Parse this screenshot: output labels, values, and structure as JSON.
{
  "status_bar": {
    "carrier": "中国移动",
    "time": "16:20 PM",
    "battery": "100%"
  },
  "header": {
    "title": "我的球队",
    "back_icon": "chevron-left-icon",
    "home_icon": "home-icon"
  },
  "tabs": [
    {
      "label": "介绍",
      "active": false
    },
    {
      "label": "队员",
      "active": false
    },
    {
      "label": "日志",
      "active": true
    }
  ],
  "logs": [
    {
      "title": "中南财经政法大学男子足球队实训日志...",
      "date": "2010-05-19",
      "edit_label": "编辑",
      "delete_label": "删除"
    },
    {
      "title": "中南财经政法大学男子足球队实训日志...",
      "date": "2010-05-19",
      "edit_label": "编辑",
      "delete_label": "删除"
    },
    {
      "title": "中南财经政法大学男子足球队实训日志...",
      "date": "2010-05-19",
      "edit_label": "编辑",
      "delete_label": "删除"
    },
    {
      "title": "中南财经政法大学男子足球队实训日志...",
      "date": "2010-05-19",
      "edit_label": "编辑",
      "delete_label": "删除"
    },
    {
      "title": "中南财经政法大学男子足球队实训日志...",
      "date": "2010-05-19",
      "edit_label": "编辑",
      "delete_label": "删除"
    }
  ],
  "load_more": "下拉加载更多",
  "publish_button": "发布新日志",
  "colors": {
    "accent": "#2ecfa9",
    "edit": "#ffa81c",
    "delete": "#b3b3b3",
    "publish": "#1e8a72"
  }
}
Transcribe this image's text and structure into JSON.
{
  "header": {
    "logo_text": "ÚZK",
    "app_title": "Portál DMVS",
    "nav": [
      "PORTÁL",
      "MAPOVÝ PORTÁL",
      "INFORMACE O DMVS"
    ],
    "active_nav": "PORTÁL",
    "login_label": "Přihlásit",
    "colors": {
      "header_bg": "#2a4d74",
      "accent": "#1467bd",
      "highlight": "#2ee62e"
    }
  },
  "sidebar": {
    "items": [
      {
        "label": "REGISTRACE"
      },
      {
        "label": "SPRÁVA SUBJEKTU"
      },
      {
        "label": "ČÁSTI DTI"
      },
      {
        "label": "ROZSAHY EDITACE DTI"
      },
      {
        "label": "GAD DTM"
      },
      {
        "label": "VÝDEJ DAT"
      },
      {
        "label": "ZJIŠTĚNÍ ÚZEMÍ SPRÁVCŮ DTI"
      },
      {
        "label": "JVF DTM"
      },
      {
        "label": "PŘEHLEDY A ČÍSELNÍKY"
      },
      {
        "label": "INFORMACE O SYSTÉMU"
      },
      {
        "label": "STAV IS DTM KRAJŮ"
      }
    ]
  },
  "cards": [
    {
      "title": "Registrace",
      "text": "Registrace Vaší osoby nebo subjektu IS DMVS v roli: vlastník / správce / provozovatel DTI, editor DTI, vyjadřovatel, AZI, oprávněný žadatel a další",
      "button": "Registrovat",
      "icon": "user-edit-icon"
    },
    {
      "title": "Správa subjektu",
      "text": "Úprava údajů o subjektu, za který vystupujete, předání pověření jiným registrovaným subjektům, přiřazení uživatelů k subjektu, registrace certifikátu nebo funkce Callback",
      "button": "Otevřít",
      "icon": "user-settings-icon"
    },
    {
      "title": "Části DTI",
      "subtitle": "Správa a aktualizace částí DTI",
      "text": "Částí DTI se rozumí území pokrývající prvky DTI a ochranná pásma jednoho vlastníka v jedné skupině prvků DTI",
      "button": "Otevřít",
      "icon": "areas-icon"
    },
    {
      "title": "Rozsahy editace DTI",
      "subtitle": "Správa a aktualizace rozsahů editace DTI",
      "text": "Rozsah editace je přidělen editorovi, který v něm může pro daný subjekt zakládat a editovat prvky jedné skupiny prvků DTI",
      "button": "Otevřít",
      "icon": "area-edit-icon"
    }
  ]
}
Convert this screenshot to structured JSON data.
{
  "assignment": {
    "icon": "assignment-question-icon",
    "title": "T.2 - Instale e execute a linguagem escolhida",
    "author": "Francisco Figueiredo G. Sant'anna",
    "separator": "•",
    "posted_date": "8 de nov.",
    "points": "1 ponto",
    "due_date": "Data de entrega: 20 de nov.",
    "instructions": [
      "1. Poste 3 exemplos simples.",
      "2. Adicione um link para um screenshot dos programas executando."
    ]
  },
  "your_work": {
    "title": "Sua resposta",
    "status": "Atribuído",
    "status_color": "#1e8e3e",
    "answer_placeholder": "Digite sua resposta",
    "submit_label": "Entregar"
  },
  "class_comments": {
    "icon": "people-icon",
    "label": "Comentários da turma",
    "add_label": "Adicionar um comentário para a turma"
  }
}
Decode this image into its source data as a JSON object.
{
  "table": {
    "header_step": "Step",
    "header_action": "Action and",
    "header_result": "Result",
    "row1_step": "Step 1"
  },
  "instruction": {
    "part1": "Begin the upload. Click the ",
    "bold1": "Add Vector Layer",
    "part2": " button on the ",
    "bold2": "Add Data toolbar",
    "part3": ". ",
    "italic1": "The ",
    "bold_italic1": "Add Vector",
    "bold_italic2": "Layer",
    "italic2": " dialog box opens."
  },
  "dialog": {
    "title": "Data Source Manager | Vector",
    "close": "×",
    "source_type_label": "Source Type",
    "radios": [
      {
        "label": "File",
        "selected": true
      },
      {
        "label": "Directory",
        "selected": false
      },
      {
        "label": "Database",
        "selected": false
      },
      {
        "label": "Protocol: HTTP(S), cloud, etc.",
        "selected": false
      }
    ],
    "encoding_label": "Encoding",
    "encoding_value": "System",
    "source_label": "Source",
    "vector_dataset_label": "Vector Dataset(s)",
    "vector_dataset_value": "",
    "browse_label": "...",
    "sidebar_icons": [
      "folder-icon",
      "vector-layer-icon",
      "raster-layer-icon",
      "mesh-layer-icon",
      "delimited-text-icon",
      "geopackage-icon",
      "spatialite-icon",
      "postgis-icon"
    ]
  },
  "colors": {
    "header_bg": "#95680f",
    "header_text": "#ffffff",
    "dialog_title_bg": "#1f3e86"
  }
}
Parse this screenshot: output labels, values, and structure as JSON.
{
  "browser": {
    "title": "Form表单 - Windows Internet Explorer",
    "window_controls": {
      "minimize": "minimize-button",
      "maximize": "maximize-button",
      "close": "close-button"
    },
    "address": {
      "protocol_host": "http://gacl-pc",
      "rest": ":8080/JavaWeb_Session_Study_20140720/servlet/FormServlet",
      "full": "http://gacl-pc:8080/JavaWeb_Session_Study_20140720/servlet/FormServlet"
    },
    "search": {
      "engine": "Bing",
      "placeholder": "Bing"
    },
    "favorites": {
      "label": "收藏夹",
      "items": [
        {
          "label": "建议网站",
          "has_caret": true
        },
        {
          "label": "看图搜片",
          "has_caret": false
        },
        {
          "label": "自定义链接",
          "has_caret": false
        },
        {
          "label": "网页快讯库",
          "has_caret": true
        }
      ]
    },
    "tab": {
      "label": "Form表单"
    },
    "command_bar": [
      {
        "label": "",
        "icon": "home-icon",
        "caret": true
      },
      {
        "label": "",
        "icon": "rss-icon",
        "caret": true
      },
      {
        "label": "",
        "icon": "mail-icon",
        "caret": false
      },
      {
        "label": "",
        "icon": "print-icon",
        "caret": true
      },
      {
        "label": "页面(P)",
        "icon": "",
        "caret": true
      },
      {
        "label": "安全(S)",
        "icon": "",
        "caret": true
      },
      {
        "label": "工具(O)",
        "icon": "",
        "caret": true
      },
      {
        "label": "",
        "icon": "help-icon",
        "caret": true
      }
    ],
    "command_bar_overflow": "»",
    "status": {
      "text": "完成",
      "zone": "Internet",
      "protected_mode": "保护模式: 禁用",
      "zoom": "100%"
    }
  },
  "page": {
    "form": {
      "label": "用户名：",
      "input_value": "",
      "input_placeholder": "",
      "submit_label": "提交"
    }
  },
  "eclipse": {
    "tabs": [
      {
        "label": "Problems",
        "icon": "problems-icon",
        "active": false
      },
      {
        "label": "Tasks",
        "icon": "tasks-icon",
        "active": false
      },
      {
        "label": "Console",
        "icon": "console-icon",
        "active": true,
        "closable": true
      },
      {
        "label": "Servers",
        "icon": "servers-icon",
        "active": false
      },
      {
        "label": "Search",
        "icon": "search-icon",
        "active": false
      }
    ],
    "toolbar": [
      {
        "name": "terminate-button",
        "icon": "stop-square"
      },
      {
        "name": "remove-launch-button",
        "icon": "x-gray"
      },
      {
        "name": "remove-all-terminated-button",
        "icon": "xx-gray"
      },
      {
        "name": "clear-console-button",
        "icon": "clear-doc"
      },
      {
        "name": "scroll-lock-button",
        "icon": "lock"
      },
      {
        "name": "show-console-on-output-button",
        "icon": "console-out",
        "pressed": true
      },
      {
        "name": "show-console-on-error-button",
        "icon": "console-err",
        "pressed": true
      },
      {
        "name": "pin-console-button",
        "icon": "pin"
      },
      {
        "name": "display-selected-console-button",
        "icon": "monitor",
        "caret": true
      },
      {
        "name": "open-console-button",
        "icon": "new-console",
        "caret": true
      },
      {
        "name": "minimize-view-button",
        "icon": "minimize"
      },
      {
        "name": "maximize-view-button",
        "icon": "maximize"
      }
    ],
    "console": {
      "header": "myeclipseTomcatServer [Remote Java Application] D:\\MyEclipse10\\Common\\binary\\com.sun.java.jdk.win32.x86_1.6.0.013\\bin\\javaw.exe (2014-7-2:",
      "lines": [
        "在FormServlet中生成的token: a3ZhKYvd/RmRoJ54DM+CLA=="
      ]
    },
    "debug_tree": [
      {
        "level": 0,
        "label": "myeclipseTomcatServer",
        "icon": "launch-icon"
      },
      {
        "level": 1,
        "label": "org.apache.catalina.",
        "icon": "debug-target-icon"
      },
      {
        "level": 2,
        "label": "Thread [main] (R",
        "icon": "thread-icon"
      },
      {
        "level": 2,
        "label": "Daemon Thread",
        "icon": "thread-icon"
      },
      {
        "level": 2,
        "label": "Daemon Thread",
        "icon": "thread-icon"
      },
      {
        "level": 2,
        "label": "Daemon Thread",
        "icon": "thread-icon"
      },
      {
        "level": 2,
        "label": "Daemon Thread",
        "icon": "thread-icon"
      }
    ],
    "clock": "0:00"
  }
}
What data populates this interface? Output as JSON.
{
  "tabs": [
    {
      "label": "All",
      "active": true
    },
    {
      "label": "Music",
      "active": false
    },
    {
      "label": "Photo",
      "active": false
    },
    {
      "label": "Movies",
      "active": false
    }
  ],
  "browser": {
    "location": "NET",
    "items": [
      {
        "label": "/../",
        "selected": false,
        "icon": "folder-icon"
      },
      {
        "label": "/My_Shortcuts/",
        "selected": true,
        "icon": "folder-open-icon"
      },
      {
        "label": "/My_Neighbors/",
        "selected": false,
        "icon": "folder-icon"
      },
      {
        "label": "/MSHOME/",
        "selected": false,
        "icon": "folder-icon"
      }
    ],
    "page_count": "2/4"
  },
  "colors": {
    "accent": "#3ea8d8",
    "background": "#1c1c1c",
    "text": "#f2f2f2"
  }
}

══════════════════════════════

→ Stated problem
Print from the line containing "What data populates" to the last line above, exactly as written.

→ Answer to this task
What data populates this interface? Output as JSON.
{
  "tabs": [
    {
      "label": "All",
      "active": true
    },
    {
      "label": "Music",
      "active": false
    },
    {
      "label": "Photo",
      "active": false
    },
    {
      "label": "Movies",
      "active": false
    }
  ],
  "browser": {
    "location": "NET",
    "items": [
      {
        "label": "/../",
        "selected": false,
        "icon": "folder-icon"
      },
      {
        "label": "/My_Shortcuts/",
        "selected": true,
        "icon": "folder-open-icon"
      },
      {
        "label": "/My_Neighbors/",
        "selected": false,
        "icon": "folder-icon"
      },
      {
        "label": "/MSHOME/",
        "selected": false,
        "icon": "folder-icon"
      }
    ],
    "page_count": "2/4"
  },
  "colors": {
    "accent": "#3ea8d8",
    "background": "#1c1c1c",
    "text": "#f2f2f2"
  }
}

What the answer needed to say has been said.